◆ **Your instructions**
Go through the listing and return every line with "color" in it.

— BEGIN —

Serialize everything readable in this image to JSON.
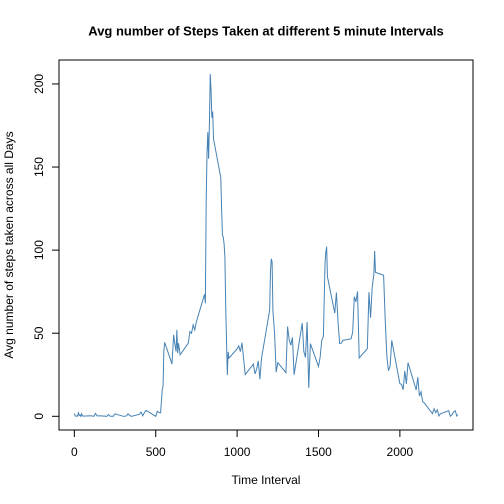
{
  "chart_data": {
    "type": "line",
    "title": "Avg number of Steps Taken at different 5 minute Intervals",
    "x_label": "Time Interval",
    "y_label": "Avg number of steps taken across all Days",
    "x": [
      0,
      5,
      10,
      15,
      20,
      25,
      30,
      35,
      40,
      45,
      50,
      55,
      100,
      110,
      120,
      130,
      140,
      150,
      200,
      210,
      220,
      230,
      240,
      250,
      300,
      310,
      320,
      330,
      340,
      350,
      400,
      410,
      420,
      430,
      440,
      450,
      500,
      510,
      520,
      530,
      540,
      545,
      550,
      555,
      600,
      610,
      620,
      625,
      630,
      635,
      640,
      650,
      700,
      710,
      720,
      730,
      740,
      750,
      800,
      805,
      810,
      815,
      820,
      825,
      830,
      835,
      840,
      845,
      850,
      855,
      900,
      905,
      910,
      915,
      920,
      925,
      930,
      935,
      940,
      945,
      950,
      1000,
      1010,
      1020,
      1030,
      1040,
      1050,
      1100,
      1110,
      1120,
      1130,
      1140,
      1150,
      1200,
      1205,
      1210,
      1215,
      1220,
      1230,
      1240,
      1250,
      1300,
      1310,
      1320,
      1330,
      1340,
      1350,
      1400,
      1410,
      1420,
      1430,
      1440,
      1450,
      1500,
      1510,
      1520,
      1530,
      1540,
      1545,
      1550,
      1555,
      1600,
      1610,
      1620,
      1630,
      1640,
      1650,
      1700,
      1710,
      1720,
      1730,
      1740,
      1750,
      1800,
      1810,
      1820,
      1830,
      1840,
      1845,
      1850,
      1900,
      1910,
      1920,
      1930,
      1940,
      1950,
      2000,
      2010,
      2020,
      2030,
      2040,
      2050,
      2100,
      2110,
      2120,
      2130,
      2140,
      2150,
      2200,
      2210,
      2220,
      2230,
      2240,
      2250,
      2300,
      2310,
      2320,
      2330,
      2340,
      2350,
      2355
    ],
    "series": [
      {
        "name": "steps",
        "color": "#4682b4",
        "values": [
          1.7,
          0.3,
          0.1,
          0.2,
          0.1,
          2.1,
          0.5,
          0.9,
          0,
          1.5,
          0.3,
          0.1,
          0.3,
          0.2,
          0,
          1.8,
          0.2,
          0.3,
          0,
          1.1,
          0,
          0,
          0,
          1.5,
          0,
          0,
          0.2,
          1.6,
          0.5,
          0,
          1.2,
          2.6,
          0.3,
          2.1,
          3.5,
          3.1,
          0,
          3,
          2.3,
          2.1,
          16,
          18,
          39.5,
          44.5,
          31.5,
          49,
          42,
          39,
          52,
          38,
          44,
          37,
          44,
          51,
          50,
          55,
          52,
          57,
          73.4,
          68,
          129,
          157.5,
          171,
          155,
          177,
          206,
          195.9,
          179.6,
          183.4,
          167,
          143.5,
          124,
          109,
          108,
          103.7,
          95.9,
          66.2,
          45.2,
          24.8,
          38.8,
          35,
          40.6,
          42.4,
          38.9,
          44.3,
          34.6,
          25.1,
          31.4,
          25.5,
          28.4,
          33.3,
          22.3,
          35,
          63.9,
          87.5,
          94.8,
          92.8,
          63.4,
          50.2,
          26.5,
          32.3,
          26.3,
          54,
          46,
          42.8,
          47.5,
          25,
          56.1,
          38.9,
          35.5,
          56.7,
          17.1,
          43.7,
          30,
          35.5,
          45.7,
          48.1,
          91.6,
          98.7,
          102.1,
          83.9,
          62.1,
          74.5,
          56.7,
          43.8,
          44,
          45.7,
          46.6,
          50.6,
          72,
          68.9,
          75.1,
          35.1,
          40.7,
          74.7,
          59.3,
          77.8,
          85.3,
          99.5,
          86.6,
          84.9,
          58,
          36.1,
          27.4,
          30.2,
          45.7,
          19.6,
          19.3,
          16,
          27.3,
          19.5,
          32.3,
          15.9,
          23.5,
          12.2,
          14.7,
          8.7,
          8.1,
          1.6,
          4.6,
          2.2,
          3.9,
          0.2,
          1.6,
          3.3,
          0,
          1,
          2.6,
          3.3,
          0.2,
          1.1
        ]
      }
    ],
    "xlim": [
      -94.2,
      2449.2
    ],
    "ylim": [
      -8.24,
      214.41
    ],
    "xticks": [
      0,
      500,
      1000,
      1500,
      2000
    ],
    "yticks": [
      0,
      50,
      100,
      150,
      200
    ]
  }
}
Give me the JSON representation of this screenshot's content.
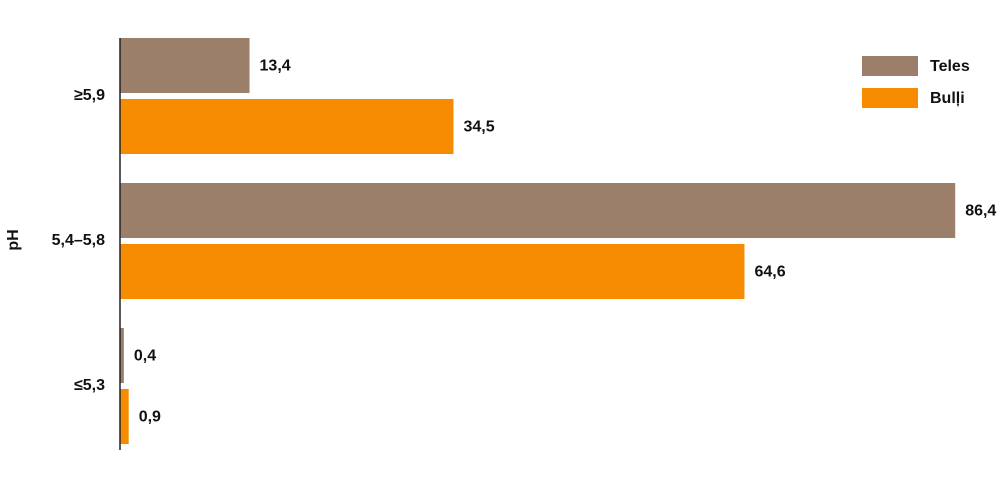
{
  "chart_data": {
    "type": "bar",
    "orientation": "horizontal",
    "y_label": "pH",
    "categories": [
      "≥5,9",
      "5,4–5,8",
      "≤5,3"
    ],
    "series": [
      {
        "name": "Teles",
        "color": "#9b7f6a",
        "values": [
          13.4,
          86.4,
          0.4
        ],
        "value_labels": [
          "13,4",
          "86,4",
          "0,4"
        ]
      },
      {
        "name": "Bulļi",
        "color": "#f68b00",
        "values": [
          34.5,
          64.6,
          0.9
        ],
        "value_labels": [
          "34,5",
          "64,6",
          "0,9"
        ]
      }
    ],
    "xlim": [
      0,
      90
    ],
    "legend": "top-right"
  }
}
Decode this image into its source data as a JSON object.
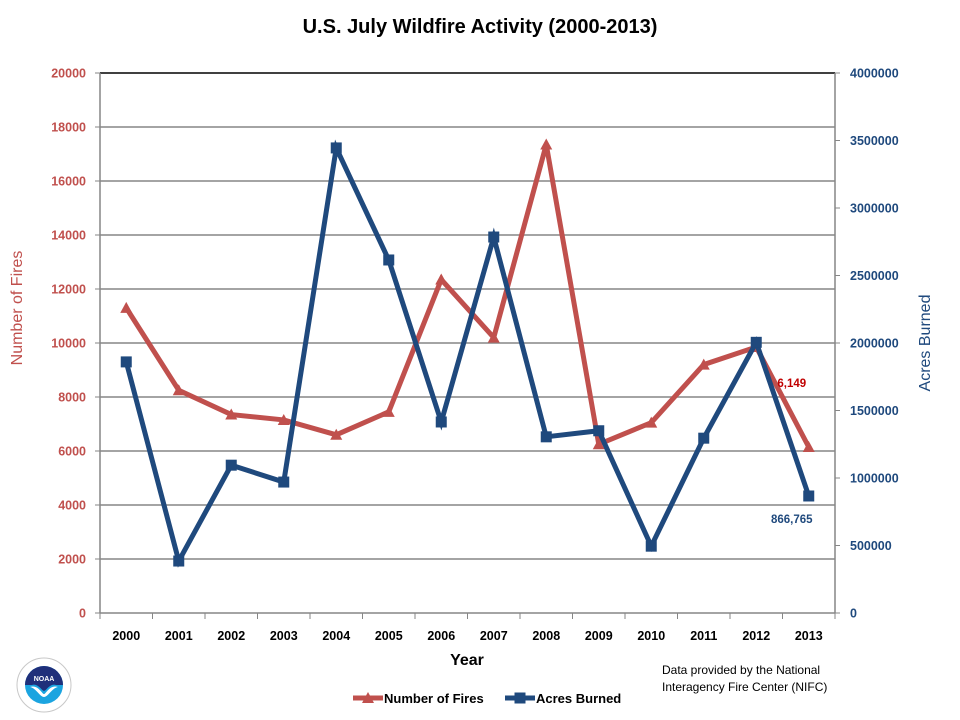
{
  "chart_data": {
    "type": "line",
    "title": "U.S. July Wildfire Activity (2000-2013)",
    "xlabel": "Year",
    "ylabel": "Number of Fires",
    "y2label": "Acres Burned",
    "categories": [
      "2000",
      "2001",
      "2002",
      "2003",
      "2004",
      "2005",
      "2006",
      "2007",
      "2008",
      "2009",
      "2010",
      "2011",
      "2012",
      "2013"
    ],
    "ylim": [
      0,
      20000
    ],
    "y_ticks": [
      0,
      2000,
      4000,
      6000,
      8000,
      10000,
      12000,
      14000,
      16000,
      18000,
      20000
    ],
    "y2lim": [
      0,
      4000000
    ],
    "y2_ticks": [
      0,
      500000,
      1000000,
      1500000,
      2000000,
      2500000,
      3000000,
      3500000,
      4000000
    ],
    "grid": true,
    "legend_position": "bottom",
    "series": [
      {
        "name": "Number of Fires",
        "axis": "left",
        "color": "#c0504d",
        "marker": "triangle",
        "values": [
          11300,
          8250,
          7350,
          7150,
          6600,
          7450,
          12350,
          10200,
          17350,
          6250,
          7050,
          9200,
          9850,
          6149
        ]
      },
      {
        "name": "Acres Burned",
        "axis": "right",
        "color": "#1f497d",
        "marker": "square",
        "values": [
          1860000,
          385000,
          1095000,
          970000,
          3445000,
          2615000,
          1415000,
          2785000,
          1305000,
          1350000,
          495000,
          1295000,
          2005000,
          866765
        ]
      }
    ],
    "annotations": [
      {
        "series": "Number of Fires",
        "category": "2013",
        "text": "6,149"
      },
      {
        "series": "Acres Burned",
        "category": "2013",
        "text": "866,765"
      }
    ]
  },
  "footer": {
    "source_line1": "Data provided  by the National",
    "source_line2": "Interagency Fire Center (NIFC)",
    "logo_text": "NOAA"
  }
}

— END —

◆ **Response**
        "color": "#4682b4",
        "color": "#9b7f6a",
        "color": "#f68b00",
        "color": "#c0504d",
        "color": "#1f497d",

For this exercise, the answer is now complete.